-- Text to read --
Total Synthesis of Ritterazine B (S. Reisman, 2021)
Ritterazine B (1, Figure 1) is an alkaloid bearing a pyrazine core with two pseudodimeric sites. The alkaloid was already isolated in 1995 and promising bioactivity was reported. However, due to the overall complexity no total synthesis was reported for more than 25 years. Recently, the research group of Prof. Sarah E. Reisman (California Institute of Technology, USA) was able to describe the first total synthesis in the journal JACS. The retrosynthetic analysis starting from a late-stage coupling of two similar fragments 2 and 3. Both fragments should be available using similar approaches like a spiroketalization as one of the key steps. Both precursors 4 and 5 itself should be available from the same commercially available starting material 6.
Figure 1. Retrosynthetic analysis for the total synthesis of ritterazine B (1) by the Reisman group.
Synthesis of the common precursor
Both fragments 2 and 3 should be available from a common precursor 9. The Reisman group decided to synthesize 9 in six steps from commercially available ketone 6 as shown in Scheme 1. After β hydroxylation to 7, both alcohols were protected as TBS ether directly followed by α bromination using NBS. The following debromination and TMS enol ether formation was followed by oxidation to gave α hydroxy ketone 9 in overall good to very high yield.
Scheme 1. Synthesis of common precursor 9.

-- Dataset section --
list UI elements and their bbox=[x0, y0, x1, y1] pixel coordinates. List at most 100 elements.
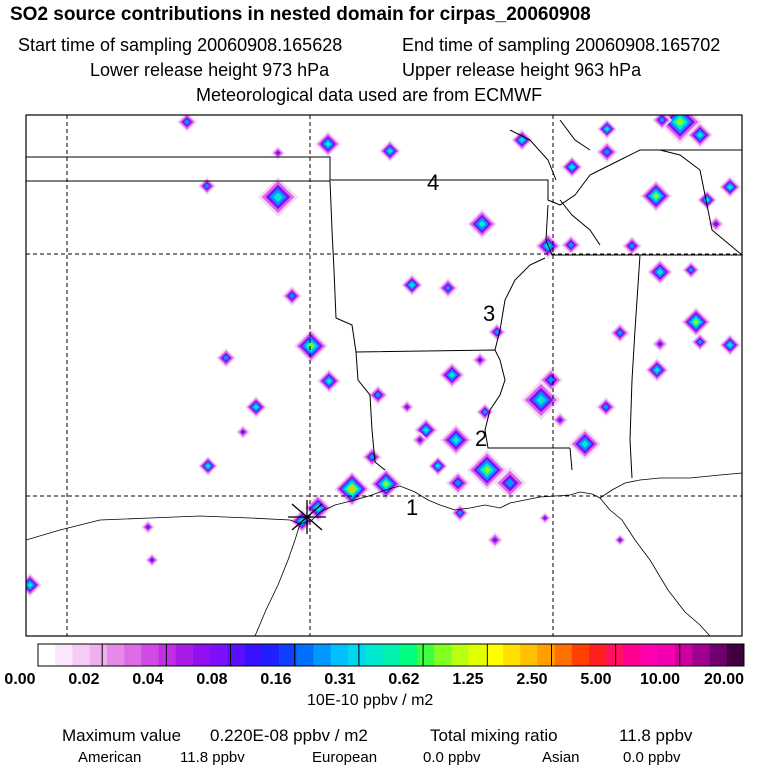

-- Job --
Please carry on the article about the total synthesis of ritterazine B, beginning right after its final sentence.

-- Result for this task --
Synthesis of western fragment 2
As shown in Scheme 2 the western fragment 2 was synthesized starting from allyl chloride 10. After nucleophilic substitution with PMPOH, dihydroxylation gave 11 in both excellent yield. The Reisman group then transformed the primary alcohol into a leaving group using TsCl and coupled it with 12 by organometallic substitution to 13. Then Appel reaction was followed by protection of the tertiary alcohol. With 14 in hand, coupling with 9 was followed by [Cu] catalyzed Stahl oxidation and PMP deprotection to the desired coupling product 15. For the synthesis of cyclization precursor 4 the ketone had to be reduced. Then [Au] catalyzed cyclization gave 16 as a single isomer. Note, that the methyl group (marked green in 15) epimerized to deliver the desired diastereomer. Then, allylic oxidation and regioselective reduction yielded in 17. The resulting alcohol was protected as TIPS ether and TBS deprotection and oxidation gave 18 which was finally transformed into 2 by a literature-known two-step procedure.
Scheme 2. Synthesis of western fragment 2.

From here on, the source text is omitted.